> Directive
Each record is to be printed again precisely as it reads.

[Part of a data file]
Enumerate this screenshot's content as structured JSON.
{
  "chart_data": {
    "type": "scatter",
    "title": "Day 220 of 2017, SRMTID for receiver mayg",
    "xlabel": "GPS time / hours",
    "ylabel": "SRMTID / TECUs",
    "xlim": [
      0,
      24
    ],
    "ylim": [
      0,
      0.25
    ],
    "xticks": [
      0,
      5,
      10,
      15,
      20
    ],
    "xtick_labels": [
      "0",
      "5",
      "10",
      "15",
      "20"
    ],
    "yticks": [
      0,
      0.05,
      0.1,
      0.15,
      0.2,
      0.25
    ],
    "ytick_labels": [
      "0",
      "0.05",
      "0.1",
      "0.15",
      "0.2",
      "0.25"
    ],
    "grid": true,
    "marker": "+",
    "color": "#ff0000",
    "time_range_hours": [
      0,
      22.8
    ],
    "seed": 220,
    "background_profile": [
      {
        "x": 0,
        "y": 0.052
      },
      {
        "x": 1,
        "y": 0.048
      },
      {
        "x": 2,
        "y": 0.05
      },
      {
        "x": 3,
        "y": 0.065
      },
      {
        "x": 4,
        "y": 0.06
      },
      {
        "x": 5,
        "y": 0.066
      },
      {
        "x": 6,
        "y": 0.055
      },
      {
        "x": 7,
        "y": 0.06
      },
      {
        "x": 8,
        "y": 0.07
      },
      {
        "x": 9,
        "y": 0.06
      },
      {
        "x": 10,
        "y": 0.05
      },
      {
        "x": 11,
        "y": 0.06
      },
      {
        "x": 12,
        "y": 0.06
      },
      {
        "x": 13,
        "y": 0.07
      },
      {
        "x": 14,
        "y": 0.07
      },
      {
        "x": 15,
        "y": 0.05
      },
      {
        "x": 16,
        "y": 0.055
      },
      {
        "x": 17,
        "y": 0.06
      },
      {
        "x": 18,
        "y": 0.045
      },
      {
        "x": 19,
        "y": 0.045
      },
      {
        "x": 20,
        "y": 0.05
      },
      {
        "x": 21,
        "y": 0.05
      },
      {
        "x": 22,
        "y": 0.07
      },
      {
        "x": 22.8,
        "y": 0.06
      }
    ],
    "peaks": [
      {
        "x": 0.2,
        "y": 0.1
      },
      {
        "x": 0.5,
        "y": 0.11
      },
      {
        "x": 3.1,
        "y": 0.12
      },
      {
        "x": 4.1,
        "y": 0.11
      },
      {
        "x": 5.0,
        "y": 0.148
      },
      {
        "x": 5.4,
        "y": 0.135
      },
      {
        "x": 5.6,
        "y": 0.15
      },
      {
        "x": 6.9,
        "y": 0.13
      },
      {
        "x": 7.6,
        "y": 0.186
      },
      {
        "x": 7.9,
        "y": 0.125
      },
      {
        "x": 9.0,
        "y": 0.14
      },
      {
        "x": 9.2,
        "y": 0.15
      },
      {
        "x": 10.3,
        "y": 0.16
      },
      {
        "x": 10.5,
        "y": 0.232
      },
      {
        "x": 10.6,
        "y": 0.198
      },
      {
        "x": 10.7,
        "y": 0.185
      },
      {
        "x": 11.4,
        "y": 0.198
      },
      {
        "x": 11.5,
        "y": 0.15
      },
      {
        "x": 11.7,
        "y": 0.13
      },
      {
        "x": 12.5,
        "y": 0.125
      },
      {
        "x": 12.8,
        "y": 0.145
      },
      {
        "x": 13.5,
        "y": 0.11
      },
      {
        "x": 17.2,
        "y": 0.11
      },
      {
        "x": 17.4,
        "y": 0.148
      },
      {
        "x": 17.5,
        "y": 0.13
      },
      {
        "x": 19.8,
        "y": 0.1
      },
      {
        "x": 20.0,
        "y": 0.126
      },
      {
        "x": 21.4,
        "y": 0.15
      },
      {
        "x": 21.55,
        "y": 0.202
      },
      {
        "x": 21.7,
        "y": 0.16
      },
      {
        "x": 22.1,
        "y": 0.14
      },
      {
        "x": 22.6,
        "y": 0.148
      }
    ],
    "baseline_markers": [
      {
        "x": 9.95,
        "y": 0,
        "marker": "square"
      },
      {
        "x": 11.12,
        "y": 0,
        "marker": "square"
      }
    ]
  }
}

> Written answer
Enumerate this screenshot's content as structured JSON.
{
  "chart_data": {
    "type": "scatter",
    "title": "Day 220 of 2017, SRMTID for receiver mayg",
    "xlabel": "GPS time / hours",
    "ylabel": "SRMTID / TECUs",
    "xlim": [
      0,
      24
    ],
    "ylim": [
      0,
      0.25
    ],
    "xticks": [
      0,
      5,
      10,
      15,
      20
    ],
    "xtick_labels": [
      "0",
      "5",
      "10",
      "15",
      "20"
    ],
    "yticks": [
      0,
      0.05,
      0.1,
      0.15,
      0.2,
      0.25
    ],
    "ytick_labels": [
      "0",
      "0.05",
      "0.1",
      "0.15",
      "0.2",
      "0.25"
    ],
    "grid": true,
    "marker": "+",
    "color": "#ff0000",
    "time_range_hours": [
      0,
      22.8
    ],
    "seed": 220,
    "background_profile": [
      {
        "x": 0,
        "y": 0.052
      },
      {
        "x": 1,
        "y": 0.048
      },
      {
        "x": 2,
        "y": 0.05
      },
      {
        "x": 3,
        "y": 0.065
      },
      {
        "x": 4,
        "y": 0.06
      },
      {
        "x": 5,
        "y": 0.066
      },
      {
        "x": 6,
        "y": 0.055
      },
      {
        "x": 7,
        "y": 0.06
      },
      {
        "x": 8,
        "y": 0.07
      },
      {
        "x": 9,
        "y": 0.06
      },
      {
        "x": 10,
        "y": 0.05
      },
      {
        "x": 11,
        "y": 0.06
      },
      {
        "x": 12,
        "y": 0.06
      },
      {
        "x": 13,
        "y": 0.07
      },
      {
        "x": 14,
        "y": 0.07
      },
      {
        "x": 15,
        "y": 0.05
      },
      {
        "x": 16,
        "y": 0.055
      },
      {
        "x": 17,
        "y": 0.06
      },
      {
        "x": 18,
        "y": 0.045
      },
      {
        "x": 19,
        "y": 0.045
      },
      {
        "x": 20,
        "y": 0.05
      },
      {
        "x": 21,
        "y": 0.05
      },
      {
        "x": 22,
        "y": 0.07
      },
      {
        "x": 22.8,
        "y": 0.06
      }
    ],
    "peaks": [
      {
        "x": 0.2,
        "y": 0.1
      },
      {
        "x": 0.5,
        "y": 0.11
      },
      {
        "x": 3.1,
        "y": 0.12
      },
      {
        "x": 4.1,
        "y": 0.11
      },
      {
        "x": 5.0,
        "y": 0.148
      },
      {
        "x": 5.4,
        "y": 0.135
      },
      {
        "x": 5.6,
        "y": 0.15
      },
      {
        "x": 6.9,
        "y": 0.13
      },
      {
        "x": 7.6,
        "y": 0.186
      },
      {
        "x": 7.9,
        "y": 0.125
      },
      {
        "x": 9.0,
        "y": 0.14
      },
      {
        "x": 9.2,
        "y": 0.15
      },
      {
        "x": 10.3,
        "y": 0.16
      },
      {
        "x": 10.5,
        "y": 0.232
      },
      {
        "x": 10.6,
        "y": 0.198
      },
      {
        "x": 10.7,
        "y": 0.185
      },
      {
        "x": 11.4,
        "y": 0.198
      },
      {
        "x": 11.5,
        "y": 0.15
      },
      {
        "x": 11.7,
        "y": 0.13
      },
      {
        "x": 12.5,
        "y": 0.125
      },
      {
        "x": 12.8,
        "y": 0.145
      },
      {
        "x": 13.5,
        "y": 0.11
      },
      {
        "x": 17.2,
        "y": 0.11
      },
      {
        "x": 17.4,
        "y": 0.148
      },
      {
        "x": 17.5,
        "y": 0.13
      },
      {
        "x": 19.8,
        "y": 0.1
      },
      {
        "x": 20.0,
        "y": 0.126
      },
      {
        "x": 21.4,
        "y": 0.15
      },
      {
        "x": 21.55,
        "y": 0.202
      },
      {
        "x": 21.7,
        "y": 0.16
      },
      {
        "x": 22.1,
        "y": 0.14
      },
      {
        "x": 22.6,
        "y": 0.148
      }
    ],
    "baseline_markers": [
      {
        "x": 9.95,
        "y": 0,
        "marker": "square"
      },
      {
        "x": 11.12,
        "y": 0,
        "marker": "square"
      }
    ]
  }
}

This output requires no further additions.